Exercise - Please write out the material that follows, exactly as it stands.

### Data entries

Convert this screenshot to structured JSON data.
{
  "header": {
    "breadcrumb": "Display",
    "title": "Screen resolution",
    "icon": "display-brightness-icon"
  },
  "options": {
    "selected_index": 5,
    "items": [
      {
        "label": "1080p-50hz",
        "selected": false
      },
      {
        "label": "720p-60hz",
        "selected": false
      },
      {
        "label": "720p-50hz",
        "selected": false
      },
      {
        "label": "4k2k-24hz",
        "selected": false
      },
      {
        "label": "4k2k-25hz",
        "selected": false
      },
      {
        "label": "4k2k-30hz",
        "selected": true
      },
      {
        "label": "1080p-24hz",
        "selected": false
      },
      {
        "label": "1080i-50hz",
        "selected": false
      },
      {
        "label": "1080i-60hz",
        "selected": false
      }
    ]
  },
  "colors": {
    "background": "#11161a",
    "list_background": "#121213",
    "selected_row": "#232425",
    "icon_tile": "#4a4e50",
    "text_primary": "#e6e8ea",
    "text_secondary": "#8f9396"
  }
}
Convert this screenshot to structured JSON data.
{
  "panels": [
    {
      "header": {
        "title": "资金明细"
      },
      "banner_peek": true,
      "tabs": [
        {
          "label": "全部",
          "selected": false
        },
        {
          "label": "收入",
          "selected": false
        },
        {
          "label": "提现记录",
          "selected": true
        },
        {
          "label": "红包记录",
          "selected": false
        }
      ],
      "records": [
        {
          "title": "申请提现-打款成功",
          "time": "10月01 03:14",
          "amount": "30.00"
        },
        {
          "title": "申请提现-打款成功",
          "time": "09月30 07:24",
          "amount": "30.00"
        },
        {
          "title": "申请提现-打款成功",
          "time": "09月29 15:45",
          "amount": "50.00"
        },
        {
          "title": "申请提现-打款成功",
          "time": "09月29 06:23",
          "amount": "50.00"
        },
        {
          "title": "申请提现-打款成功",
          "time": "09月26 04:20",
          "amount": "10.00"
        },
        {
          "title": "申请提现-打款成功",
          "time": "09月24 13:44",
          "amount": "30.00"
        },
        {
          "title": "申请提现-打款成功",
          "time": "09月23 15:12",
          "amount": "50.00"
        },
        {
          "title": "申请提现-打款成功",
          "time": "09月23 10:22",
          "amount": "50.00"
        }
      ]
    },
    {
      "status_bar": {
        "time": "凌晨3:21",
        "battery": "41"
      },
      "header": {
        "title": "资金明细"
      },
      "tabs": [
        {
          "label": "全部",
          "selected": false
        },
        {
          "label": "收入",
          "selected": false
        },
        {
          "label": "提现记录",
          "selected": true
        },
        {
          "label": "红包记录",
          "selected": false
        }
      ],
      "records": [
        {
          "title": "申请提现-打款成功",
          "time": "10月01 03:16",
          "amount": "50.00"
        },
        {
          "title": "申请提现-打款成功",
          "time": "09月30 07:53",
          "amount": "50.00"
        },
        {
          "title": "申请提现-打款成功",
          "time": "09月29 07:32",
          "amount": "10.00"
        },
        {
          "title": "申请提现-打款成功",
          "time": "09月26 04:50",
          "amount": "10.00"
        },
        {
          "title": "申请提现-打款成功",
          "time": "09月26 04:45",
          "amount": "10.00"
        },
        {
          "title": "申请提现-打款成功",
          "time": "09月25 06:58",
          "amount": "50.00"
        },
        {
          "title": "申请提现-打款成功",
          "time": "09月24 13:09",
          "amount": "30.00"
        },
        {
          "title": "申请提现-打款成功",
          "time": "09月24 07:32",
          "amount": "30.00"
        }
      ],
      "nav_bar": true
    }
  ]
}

######

Result -
Convert this screenshot to structured JSON data.
{
  "header": {
    "breadcrumb": "Display",
    "title": "Screen resolution",
    "icon": "display-brightness-icon"
  },
  "options": {
    "selected_index": 5,
    "items": [
      {
        "label": "1080p-50hz",
        "selected": false
      },
      {
        "label": "720p-60hz",
        "selected": false
      },
      {
        "label": "720p-50hz",
        "selected": false
      },
      {
        "label": "4k2k-24hz",
        "selected": false
      },
      {
        "label": "4k2k-25hz",
        "selected": false
      },
      {
        "label": "4k2k-30hz",
        "selected": true
      },
      {
        "label": "1080p-24hz",
        "selected": false
      },
      {
        "label": "1080i-50hz",
        "selected": false
      },
      {
        "label": "1080i-60hz",
        "selected": false
      }
    ]
  },
  "colors": {
    "background": "#11161a",
    "list_background": "#121213",
    "selected_row": "#232425",
    "icon_tile": "#4a4e50",
    "text_primary": "#e6e8ea",
    "text_secondary": "#8f9396"
  }
}
Convert this screenshot to structured JSON data.
{
  "panels": [
    {
      "header": {
        "title": "资金明细"
      },
      "banner_peek": true,
      "tabs": [
        {
          "label": "全部",
          "selected": false
        },
        {
          "label": "收入",
          "selected": false
        },
        {
          "label": "提现记录",
          "selected": true
        },
        {
          "label": "红包记录",
          "selected": false
        }
      ],
      "records": [
        {
          "title": "申请提现-打款成功",
          "time": "10月01 03:14",
          "amount": "30.00"
        },
        {
          "title": "申请提现-打款成功",
          "time": "09月30 07:24",
          "amount": "30.00"
        },
        {
          "title": "申请提现-打款成功",
          "time": "09月29 15:45",
          "amount": "50.00"
        },
        {
          "title": "申请提现-打款成功",
          "time": "09月29 06:23",
          "amount": "50.00"
        },
        {
          "title": "申请提现-打款成功",
          "time": "09月26 04:20",
          "amount": "10.00"
        },
        {
          "title": "申请提现-打款成功",
          "time": "09月24 13:44",
          "amount": "30.00"
        },
        {
          "title": "申请提现-打款成功",
          "time": "09月23 15:12",
          "amount": "50.00"
        },
        {
          "title": "申请提现-打款成功",
          "time": "09月23 10:22",
          "amount": "50.00"
        }
      ]
    },
    {
      "status_bar": {
        "time": "凌晨3:21",
        "battery": "41"
      },
      "header": {
        "title": "资金明细"
      },
      "tabs": [
        {
          "label": "全部",
          "selected": false
        },
        {
          "label": "收入",
          "selected": false
        },
        {
          "label": "提现记录",
          "selected": true
        },
        {
          "label": "红包记录",
          "selected": false
        }
      ],
      "records": [
        {
          "title": "申请提现-打款成功",
          "time": "10月01 03:16",
          "amount": "50.00"
        },
        {
          "title": "申请提现-打款成功",
          "time": "09月30 07:53",
          "amount": "50.00"
        },
        {
          "title": "申请提现-打款成功",
          "time": "09月29 07:32",
          "amount": "10.00"
        },
        {
          "title": "申请提现-打款成功",
          "time": "09月26 04:50",
          "amount": "10.00"
        },
        {
          "title": "申请提现-打款成功",
          "time": "09月26 04:45",
          "amount": "10.00"
        },
        {
          "title": "申请提现-打款成功",
          "time": "09月25 06:58",
          "amount": "50.00"
        },
        {
          "title": "申请提现-打款成功",
          "time": "09月24 13:09",
          "amount": "30.00"
        },
        {
          "title": "申请提现-打款成功",
          "time": "09月24 07:32",
          "amount": "30.00"
        }
      ],
      "nav_bar": true
    }
  ]
}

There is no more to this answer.